#### MATERIAL FOR THIS TASK

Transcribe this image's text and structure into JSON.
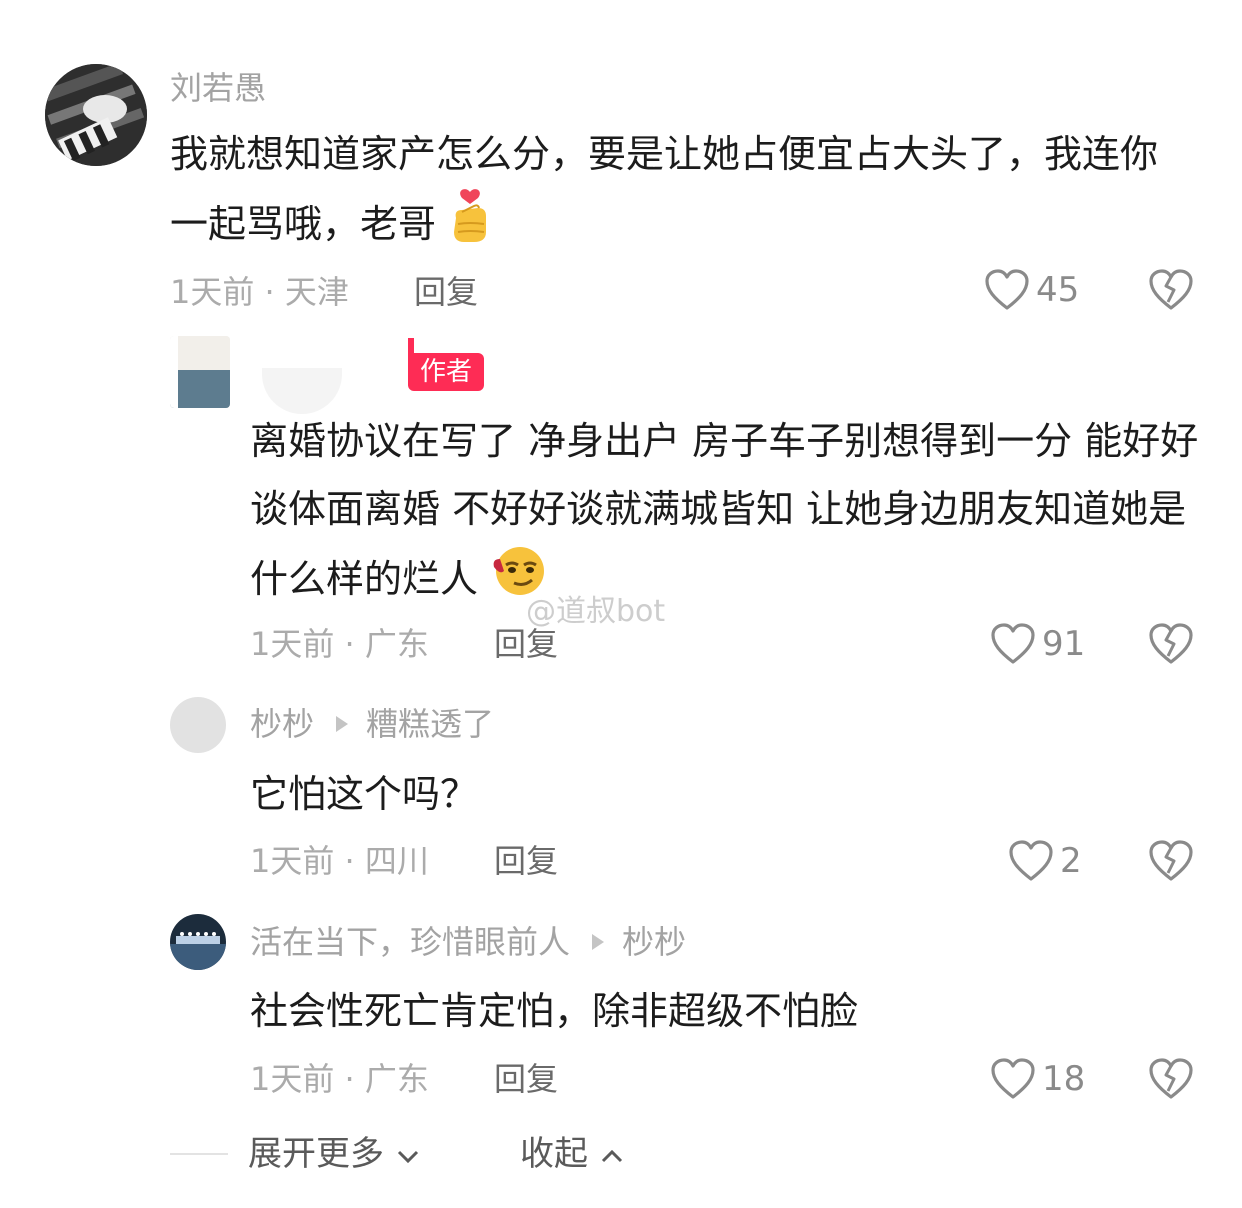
{
  "comments": [
    {
      "username": "刘若愚",
      "text": "我就想知道家产怎么分，要是让她占便宜占大头了，我连你一起骂哦，老哥",
      "meta": "1天前 · 天津",
      "reply_label": "回复",
      "likes": "45"
    },
    {
      "badge": "作者",
      "text": "离婚协议在写了 净身出户 房子车子别想得到一分 能好好谈体面离婚 不好好谈就满城皆知 让她身边朋友知道她是什么样的烂人",
      "meta": "1天前 · 广东",
      "reply_label": "回复",
      "likes": "91"
    },
    {
      "username": "杪杪",
      "reply_to": "糟糕透了",
      "text": "它怕这个吗？",
      "meta": "1天前 · 四川",
      "reply_label": "回复",
      "likes": "2"
    },
    {
      "username": "活在当下，珍惜眼前人",
      "reply_to": "杪杪",
      "text": "社会性死亡肯定怕，除非超级不怕脸",
      "meta": "1天前 · 广东",
      "reply_label": "回复",
      "likes": "18"
    }
  ],
  "footer": {
    "expand_label": "展开更多",
    "collapse_label": "收起"
  },
  "watermark": "@道叔bot",
  "colors": {
    "author_badge": "#fe2c55",
    "secondary_text": "#a3a3a3",
    "primary_text": "#1c1c1c"
  }
}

########

• WHAT IS BEING ASKED
Without the pictures, repeat all the records word for word.

• EXERCISE SOLUTION
Transcribe this image's text and structure into JSON.
{
  "comments": [
    {
      "username": "刘若愚",
      "text": "我就想知道家产怎么分，要是让她占便宜占大头了，我连你一起骂哦，老哥",
      "meta": "1天前 · 天津",
      "reply_label": "回复",
      "likes": "45"
    },
    {
      "badge": "作者",
      "text": "离婚协议在写了 净身出户 房子车子别想得到一分 能好好谈体面离婚 不好好谈就满城皆知 让她身边朋友知道她是什么样的烂人",
      "meta": "1天前 · 广东",
      "reply_label": "回复",
      "likes": "91"
    },
    {
      "username": "杪杪",
      "reply_to": "糟糕透了",
      "text": "它怕这个吗？",
      "meta": "1天前 · 四川",
      "reply_label": "回复",
      "likes": "2"
    },
    {
      "username": "活在当下，珍惜眼前人",
      "reply_to": "杪杪",
      "text": "社会性死亡肯定怕，除非超级不怕脸",
      "meta": "1天前 · 广东",
      "reply_label": "回复",
      "likes": "18"
    }
  ],
  "footer": {
    "expand_label": "展开更多",
    "collapse_label": "收起"
  },
  "watermark": "@道叔bot",
  "colors": {
    "author_badge": "#fe2c55",
    "secondary_text": "#a3a3a3",
    "primary_text": "#1c1c1c"
  }
}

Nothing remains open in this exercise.